# Task instructions:
Select the lines that hold the word "hand" and copy each one.

# The data:
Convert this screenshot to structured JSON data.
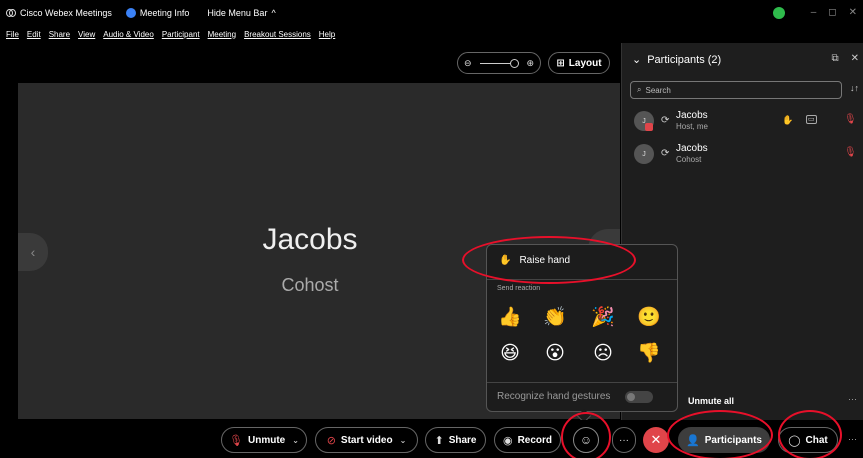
{
  "titlebar": {
    "app_name": "Cisco Webex Meetings",
    "meeting_info": "Meeting Info",
    "hide_menu_bar": "Hide Menu Bar",
    "chevron": "^",
    "min": "–",
    "restore": "◻",
    "close": "✕"
  },
  "menu": [
    "File",
    "Edit",
    "Share",
    "View",
    "Audio & Video",
    "Participant",
    "Meeting",
    "Breakout Sessions",
    "Help"
  ],
  "stage": {
    "name": "Jacobs",
    "role": "Cohost",
    "nav_left": "‹"
  },
  "zoom": {
    "minus": "⊖",
    "plus": "⊕"
  },
  "layout": {
    "icon": "⊞",
    "label": "Layout"
  },
  "participants_panel": {
    "title": "Participants (2)",
    "search_placeholder": "Search",
    "sort_icon": "↓↑",
    "participants": [
      {
        "initial": "J",
        "name": "Jacobs",
        "role": "Host, me"
      },
      {
        "initial": "J",
        "name": "Jacobs",
        "role": "Cohost"
      }
    ],
    "unmute_all": "Unmute all",
    "more": "···"
  },
  "reaction_popup": {
    "raise_hand": "Raise hand",
    "send_reaction": "Send reaction",
    "reactions": [
      "👍",
      "👏",
      "🎉",
      "🙂",
      "😆",
      "😮",
      "☹",
      "👎"
    ],
    "recognize_gestures": "Recognize hand gestures"
  },
  "toolbar": {
    "unmute": "Unmute",
    "start_video": "Start video",
    "share": "Share",
    "record": "Record",
    "more": "···",
    "participants": "Participants",
    "chat": "Chat",
    "overflow": "···",
    "end": "✕"
  },
  "colors": {
    "accent_red": "#e0454a",
    "annotation_red": "#e8102a",
    "panel_bg": "#1e1e1e",
    "video_bg": "#2a2a2a"
  }
}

# Solution for this task:
    "raise_hand": "Raise hand",
    "recognize_gestures": "Recognize hand gestures"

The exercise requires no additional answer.